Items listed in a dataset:

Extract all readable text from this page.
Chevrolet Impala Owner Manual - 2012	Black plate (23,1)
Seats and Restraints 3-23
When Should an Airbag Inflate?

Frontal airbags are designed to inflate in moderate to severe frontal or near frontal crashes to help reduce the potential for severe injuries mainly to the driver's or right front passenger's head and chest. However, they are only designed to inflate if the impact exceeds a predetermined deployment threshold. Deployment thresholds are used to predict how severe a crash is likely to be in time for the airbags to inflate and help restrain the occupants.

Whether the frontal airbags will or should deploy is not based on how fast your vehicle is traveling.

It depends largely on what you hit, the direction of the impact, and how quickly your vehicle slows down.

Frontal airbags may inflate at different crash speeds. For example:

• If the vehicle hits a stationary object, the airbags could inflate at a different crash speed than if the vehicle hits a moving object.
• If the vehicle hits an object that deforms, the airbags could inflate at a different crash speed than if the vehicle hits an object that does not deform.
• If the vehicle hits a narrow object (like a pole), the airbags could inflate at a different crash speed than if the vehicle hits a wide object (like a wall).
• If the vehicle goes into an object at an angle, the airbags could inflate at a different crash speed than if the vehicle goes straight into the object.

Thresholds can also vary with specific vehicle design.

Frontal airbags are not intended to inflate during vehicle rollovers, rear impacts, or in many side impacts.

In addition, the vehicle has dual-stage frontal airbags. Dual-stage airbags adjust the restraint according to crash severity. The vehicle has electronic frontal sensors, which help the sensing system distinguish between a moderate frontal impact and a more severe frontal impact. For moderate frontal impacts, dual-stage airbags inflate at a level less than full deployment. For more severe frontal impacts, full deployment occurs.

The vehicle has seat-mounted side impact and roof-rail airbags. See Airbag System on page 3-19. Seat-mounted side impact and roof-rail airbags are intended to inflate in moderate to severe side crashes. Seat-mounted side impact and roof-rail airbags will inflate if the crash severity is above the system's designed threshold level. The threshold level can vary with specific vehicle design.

The request: Go through the material above and copy each line that has the word "object".

Reply:
• If the vehicle hits a stationary object, the airbags could inflate at a different crash speed than if the vehicle hits a moving object.
• If the vehicle hits an object that deforms, the airbags could inflate at a different crash speed than if the vehicle hits an object that does not deform.
• If the vehicle hits a narrow object (like a pole), the airbags could inflate at a different crash speed than if the vehicle hits a wide object (like a wall).
• If the vehicle goes into an object at an angle, the airbags could inflate at a different crash speed than if the vehicle goes straight into the object.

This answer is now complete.